Task to carry out ▸ Omit all pictures. Quote the lines from the one with "Give me the" through the end of the listing below, exactly as they appear.
────────────────────
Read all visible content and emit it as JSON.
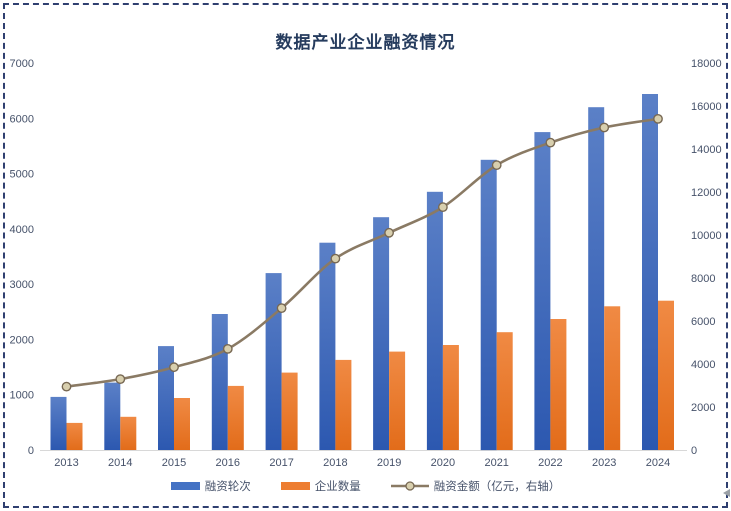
{
  "title": "数据产业企业融资情况",
  "colors": {
    "title": "#263c5e",
    "axis_text": "#46526a",
    "axis_line": "#d8d8d8",
    "selection_border": "#2f3f70",
    "background": "#ffffff"
  },
  "chart_data": {
    "type": "combo-bar-line",
    "title": "数据产业企业融资情况",
    "categories": [
      "2013",
      "2014",
      "2015",
      "2016",
      "2017",
      "2018",
      "2019",
      "2020",
      "2021",
      "2022",
      "2023",
      "2024"
    ],
    "series": [
      {
        "name": "融资轮次",
        "type": "bar",
        "axis": "left",
        "color": "#4472C4",
        "gradient": [
          "#5b80c7",
          "#2c58b0"
        ],
        "values": [
          960,
          1220,
          1880,
          2460,
          3200,
          3750,
          4210,
          4670,
          5250,
          5750,
          6200,
          6440
        ]
      },
      {
        "name": "企业数量",
        "type": "bar",
        "axis": "left",
        "color": "#ED7D31",
        "gradient": [
          "#f08a44",
          "#e26c1a"
        ],
        "values": [
          490,
          600,
          940,
          1160,
          1400,
          1630,
          1780,
          1900,
          2130,
          2370,
          2600,
          2700
        ]
      },
      {
        "name": "融资金额（亿元，右轴）",
        "type": "line",
        "axis": "right",
        "color": "#8a7a64",
        "marker_fill": "#d8cfae",
        "marker_stroke": "#776853",
        "values": [
          2950,
          3300,
          3850,
          4700,
          6600,
          8900,
          10100,
          11300,
          13250,
          14300,
          15000,
          15400
        ]
      }
    ],
    "left_axis": {
      "min": 0,
      "max": 7000,
      "step": 1000,
      "ticks": [
        0,
        1000,
        2000,
        3000,
        4000,
        5000,
        6000,
        7000
      ]
    },
    "right_axis": {
      "min": 0,
      "max": 18000,
      "step": 2000,
      "ticks": [
        0,
        2000,
        4000,
        6000,
        8000,
        10000,
        12000,
        14000,
        16000,
        18000
      ]
    },
    "grid": false,
    "legend_position": "bottom"
  }
}
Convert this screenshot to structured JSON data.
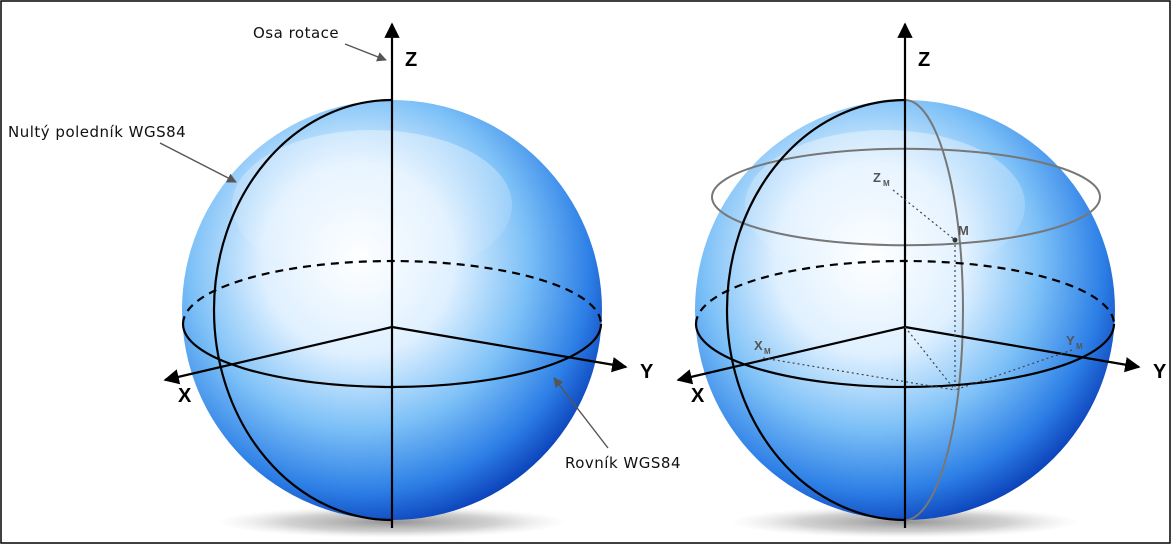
{
  "figure": {
    "left_panel": {
      "annotations": {
        "rotation_axis": "Osa rotace",
        "prime_meridian": "Nultý poledník WGS84",
        "equator": "Rovník WGS84"
      },
      "axes": {
        "z": "Z",
        "x": "X",
        "y": "Y"
      }
    },
    "right_panel": {
      "axes": {
        "z": "Z",
        "x": "X",
        "y": "Y"
      },
      "points": {
        "m": "M",
        "zm": "Z",
        "zm_sub": "M",
        "xm": "X",
        "xm_sub": "M",
        "ym": "Y",
        "ym_sub": "M"
      }
    }
  },
  "colors": {
    "border": "#000000",
    "globe_light": "#eaf5ff",
    "globe_mid": "#4aa7f2",
    "globe_dark": "#0a3fb8",
    "land": "#ffffff",
    "axis": "#000000",
    "annotation_arrow": "#555555",
    "parallel": "#777777"
  }
}
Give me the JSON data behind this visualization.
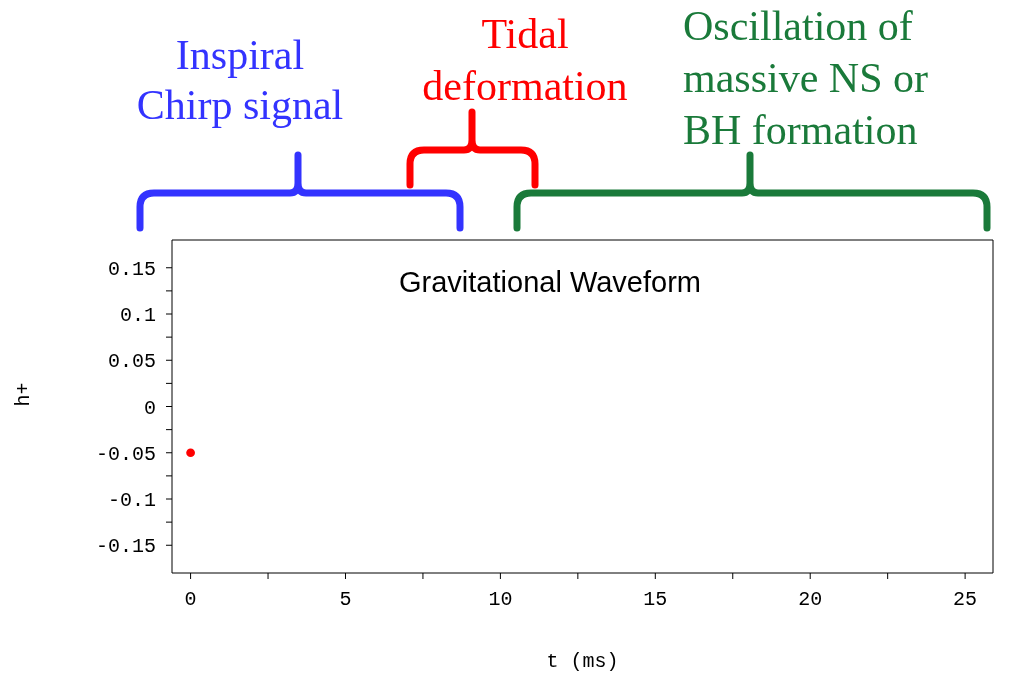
{
  "chart_data": {
    "type": "scatter",
    "title": "Gravitational Waveform",
    "xlabel": "t (ms)",
    "ylabel": "h+",
    "x": [
      0
    ],
    "values": [
      -0.05
    ],
    "color": "#ff0000",
    "xlim": [
      -0.6,
      25.9
    ],
    "xticks": [
      0,
      {
        "value": 2.5,
        "label": null
      },
      5,
      {
        "value": 7.5,
        "label": null
      },
      10,
      {
        "value": 12.5,
        "label": null
      },
      15,
      {
        "value": 17.5,
        "label": null
      },
      20,
      {
        "value": 22.5,
        "label": null
      },
      25
    ],
    "ylim": [
      -0.18,
      0.18
    ],
    "yticks": [
      -0.15,
      {
        "value": -0.125,
        "label": null
      },
      -0.1,
      {
        "value": -0.075,
        "label": null
      },
      -0.05,
      {
        "value": -0.025,
        "label": null
      },
      0,
      {
        "value": 0.025,
        "label": null
      },
      0.05,
      {
        "value": 0.075,
        "label": null
      },
      0.1,
      {
        "value": 0.125,
        "label": null
      },
      0.15
    ],
    "annotations": [
      "Inspiral\nChirp signal",
      "Tidal\ndeformation",
      "Oscillation of\nmassive NS or\nBH formation"
    ]
  }
}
────────────────────
Response to the task ▸
Give me the JSON data behind this visualization.
{
  "chart_data": {
    "type": "scatter",
    "title": "Gravitational Waveform",
    "xlabel": "t (ms)",
    "ylabel": "h+",
    "x": [
      0
    ],
    "values": [
      -0.05
    ],
    "color": "#ff0000",
    "xlim": [
      -0.6,
      25.9
    ],
    "xticks": [
      0,
      {
        "value": 2.5,
        "label": null
      },
      5,
      {
        "value": 7.5,
        "label": null
      },
      10,
      {
        "value": 12.5,
        "label": null
      },
      15,
      {
        "value": 17.5,
        "label": null
      },
      20,
      {
        "value": 22.5,
        "label": null
      },
      25
    ],
    "ylim": [
      -0.18,
      0.18
    ],
    "yticks": [
      -0.15,
      {
        "value": -0.125,
        "label": null
      },
      -0.1,
      {
        "value": -0.075,
        "label": null
      },
      -0.05,
      {
        "value": -0.025,
        "label": null
      },
      0,
      {
        "value": 0.025,
        "label": null
      },
      0.05,
      {
        "value": 0.075,
        "label": null
      },
      0.1,
      {
        "value": 0.125,
        "label": null
      },
      0.15
    ],
    "annotations": [
      "Inspiral\nChirp signal",
      "Tidal\ndeformation",
      "Oscillation of\nmassive NS or\nBH formation"
    ]
  }
}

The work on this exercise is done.